> _SHORT EXERCISE_: Your task is to reproduce the material exactly.

> _INFORMATION SHOWN_:
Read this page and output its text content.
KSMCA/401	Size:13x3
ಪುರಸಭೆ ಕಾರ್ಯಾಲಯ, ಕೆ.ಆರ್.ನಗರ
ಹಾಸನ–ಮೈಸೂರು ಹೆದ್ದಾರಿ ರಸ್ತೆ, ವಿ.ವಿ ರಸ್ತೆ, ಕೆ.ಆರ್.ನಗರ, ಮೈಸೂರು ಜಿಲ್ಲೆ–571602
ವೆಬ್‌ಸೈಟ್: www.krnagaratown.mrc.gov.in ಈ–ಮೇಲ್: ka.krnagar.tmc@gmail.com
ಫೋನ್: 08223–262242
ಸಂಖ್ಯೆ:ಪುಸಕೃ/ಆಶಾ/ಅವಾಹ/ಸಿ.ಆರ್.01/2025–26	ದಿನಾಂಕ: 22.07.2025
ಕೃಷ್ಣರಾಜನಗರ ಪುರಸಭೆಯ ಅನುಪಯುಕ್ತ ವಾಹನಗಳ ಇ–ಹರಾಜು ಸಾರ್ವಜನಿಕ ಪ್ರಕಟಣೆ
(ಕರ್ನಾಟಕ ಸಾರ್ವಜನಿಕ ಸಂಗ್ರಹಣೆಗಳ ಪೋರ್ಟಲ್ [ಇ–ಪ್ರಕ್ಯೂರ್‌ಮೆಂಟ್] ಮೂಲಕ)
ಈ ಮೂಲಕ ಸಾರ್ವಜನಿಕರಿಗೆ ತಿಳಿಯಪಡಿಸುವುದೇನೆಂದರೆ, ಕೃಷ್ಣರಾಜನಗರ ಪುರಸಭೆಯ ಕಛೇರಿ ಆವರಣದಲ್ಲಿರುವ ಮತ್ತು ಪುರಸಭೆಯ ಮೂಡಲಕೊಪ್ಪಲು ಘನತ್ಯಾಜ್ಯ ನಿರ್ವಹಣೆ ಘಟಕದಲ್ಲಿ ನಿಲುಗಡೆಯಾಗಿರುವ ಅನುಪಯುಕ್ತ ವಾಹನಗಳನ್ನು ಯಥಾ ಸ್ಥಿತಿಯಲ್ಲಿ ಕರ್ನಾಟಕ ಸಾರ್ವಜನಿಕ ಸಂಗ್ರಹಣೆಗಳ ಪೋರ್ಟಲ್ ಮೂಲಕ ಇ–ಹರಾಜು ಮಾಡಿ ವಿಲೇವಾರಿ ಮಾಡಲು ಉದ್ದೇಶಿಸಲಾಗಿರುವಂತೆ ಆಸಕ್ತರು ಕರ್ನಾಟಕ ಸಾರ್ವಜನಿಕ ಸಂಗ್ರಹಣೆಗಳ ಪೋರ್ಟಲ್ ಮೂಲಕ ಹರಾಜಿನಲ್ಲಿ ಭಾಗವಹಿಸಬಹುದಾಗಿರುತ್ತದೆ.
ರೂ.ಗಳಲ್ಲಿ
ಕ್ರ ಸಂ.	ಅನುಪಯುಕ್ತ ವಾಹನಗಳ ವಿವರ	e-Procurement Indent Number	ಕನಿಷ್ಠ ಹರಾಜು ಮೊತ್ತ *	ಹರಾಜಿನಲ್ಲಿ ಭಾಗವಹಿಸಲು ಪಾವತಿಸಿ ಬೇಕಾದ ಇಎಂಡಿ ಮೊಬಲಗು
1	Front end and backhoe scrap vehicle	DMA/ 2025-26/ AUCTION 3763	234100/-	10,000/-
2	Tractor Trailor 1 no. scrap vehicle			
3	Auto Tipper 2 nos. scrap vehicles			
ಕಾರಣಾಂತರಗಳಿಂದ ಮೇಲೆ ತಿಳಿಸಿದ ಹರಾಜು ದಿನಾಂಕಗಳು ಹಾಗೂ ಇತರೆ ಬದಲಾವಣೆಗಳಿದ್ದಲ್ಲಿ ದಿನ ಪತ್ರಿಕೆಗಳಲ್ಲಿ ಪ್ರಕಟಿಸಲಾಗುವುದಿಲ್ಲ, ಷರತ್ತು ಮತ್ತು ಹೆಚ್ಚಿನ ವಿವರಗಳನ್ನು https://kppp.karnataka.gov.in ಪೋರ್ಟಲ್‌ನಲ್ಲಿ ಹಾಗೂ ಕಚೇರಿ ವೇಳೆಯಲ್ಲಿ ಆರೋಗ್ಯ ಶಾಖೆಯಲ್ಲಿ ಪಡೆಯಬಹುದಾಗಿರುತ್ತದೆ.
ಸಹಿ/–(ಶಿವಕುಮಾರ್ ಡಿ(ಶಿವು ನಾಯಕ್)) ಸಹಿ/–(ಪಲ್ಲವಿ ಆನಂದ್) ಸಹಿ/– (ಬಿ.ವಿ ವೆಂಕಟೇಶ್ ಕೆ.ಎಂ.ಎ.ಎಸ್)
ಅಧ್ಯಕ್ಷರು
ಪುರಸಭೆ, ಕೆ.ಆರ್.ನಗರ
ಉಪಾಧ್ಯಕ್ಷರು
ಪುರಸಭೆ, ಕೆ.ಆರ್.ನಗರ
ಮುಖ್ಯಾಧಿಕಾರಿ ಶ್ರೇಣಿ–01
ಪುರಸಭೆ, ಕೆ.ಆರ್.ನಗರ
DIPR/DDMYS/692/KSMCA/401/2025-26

> _FULL RESPONSE_:
Read this page and output its text content.
KSMCA/401	Size:13x3
ಪುರಸಭೆ ಕಾರ್ಯಾಲಯ, ಕೆ.ಆರ್.ನಗರ
ಹಾಸನ–ಮೈಸೂರು ಹೆದ್ದಾರಿ ರಸ್ತೆ, ವಿ.ವಿ ರಸ್ತೆ, ಕೆ.ಆರ್.ನಗರ, ಮೈಸೂರು ಜಿಲ್ಲೆ–571602
ವೆಬ್‌ಸೈಟ್: www.krnagaratown.mrc.gov.in ಈ–ಮೇಲ್: ka.krnagar.tmc@gmail.com
ಫೋನ್: 08223–262242
ಸಂಖ್ಯೆ:ಪುಸಕೃ/ಆಶಾ/ಅವಾಹ/ಸಿ.ಆರ್.01/2025–26	ದಿನಾಂಕ: 22.07.2025
ಕೃಷ್ಣರಾಜನಗರ ಪುರಸಭೆಯ ಅನುಪಯುಕ್ತ ವಾಹನಗಳ ಇ–ಹರಾಜು ಸಾರ್ವಜನಿಕ ಪ್ರಕಟಣೆ
(ಕರ್ನಾಟಕ ಸಾರ್ವಜನಿಕ ಸಂಗ್ರಹಣೆಗಳ ಪೋರ್ಟಲ್ [ಇ–ಪ್ರಕ್ಯೂರ್‌ಮೆಂಟ್] ಮೂಲಕ)
ಈ ಮೂಲಕ ಸಾರ್ವಜನಿಕರಿಗೆ ತಿಳಿಯಪಡಿಸುವುದೇನೆಂದರೆ, ಕೃಷ್ಣರಾಜನಗರ ಪುರಸಭೆಯ ಕಛೇರಿ ಆವರಣದಲ್ಲಿರುವ ಮತ್ತು ಪುರಸಭೆಯ ಮೂಡಲಕೊಪ್ಪಲು ಘನತ್ಯಾಜ್ಯ ನಿರ್ವಹಣೆ ಘಟಕದಲ್ಲಿ ನಿಲುಗಡೆಯಾಗಿರುವ ಅನುಪಯುಕ್ತ ವಾಹನಗಳನ್ನು ಯಥಾ ಸ್ಥಿತಿಯಲ್ಲಿ ಕರ್ನಾಟಕ ಸಾರ್ವಜನಿಕ ಸಂಗ್ರಹಣೆಗಳ ಪೋರ್ಟಲ್ ಮೂಲಕ ಇ–ಹರಾಜು ಮಾಡಿ ವಿಲೇವಾರಿ ಮಾಡಲು ಉದ್ದೇಶಿಸಲಾಗಿರುವಂತೆ ಆಸಕ್ತರು ಕರ್ನಾಟಕ ಸಾರ್ವಜನಿಕ ಸಂಗ್ರಹಣೆಗಳ ಪೋರ್ಟಲ್ ಮೂಲಕ ಹರಾಜಿನಲ್ಲಿ ಭಾಗವಹಿಸಬಹುದಾಗಿರುತ್ತದೆ.
ರೂ.ಗಳಲ್ಲಿ
ಕ್ರ ಸಂ.	ಅನುಪಯುಕ್ತ ವಾಹನಗಳ ವಿವರ	e-Procurement Indent Number	ಕನಿಷ್ಠ ಹರಾಜು ಮೊತ್ತ *	ಹರಾಜಿನಲ್ಲಿ ಭಾಗವಹಿಸಲು ಪಾವತಿಸಿ ಬೇಕಾದ ಇಎಂಡಿ ಮೊಬಲಗು
1	Front end and backhoe scrap vehicle	DMA/ 2025-26/ AUCTION 3763	234100/-	10,000/-
2	Tractor Trailor 1 no. scrap vehicle			
3	Auto Tipper 2 nos. scrap vehicles			
ಕಾರಣಾಂತರಗಳಿಂದ ಮೇಲೆ ತಿಳಿಸಿದ ಹರಾಜು ದಿನಾಂಕಗಳು ಹಾಗೂ ಇತರೆ ಬದಲಾವಣೆಗಳಿದ್ದಲ್ಲಿ ದಿನ ಪತ್ರಿಕೆಗಳಲ್ಲಿ ಪ್ರಕಟಿಸಲಾಗುವುದಿಲ್ಲ, ಷರತ್ತು ಮತ್ತು ಹೆಚ್ಚಿನ ವಿವರಗಳನ್ನು https://kppp.karnataka.gov.in ಪೋರ್ಟಲ್‌ನಲ್ಲಿ ಹಾಗೂ ಕಚೇರಿ ವೇಳೆಯಲ್ಲಿ ಆರೋಗ್ಯ ಶಾಖೆಯಲ್ಲಿ ಪಡೆಯಬಹುದಾಗಿರುತ್ತದೆ.
ಸಹಿ/–(ಶಿವಕುಮಾರ್ ಡಿ(ಶಿವು ನಾಯಕ್)) ಸಹಿ/–(ಪಲ್ಲವಿ ಆನಂದ್) ಸಹಿ/– (ಬಿ.ವಿ ವೆಂಕಟೇಶ್ ಕೆ.ಎಂ.ಎ.ಎಸ್)
ಅಧ್ಯಕ್ಷರು
ಪುರಸಭೆ, ಕೆ.ಆರ್.ನಗರ
ಉಪಾಧ್ಯಕ್ಷರು
ಪುರಸಭೆ, ಕೆ.ಆರ್.ನಗರ
ಮುಖ್ಯಾಧಿಕಾರಿ ಶ್ರೇಣಿ–01
ಪುರಸಭೆ, ಕೆ.ಆರ್.ನಗರ
DIPR/DDMYS/692/KSMCA/401/2025-26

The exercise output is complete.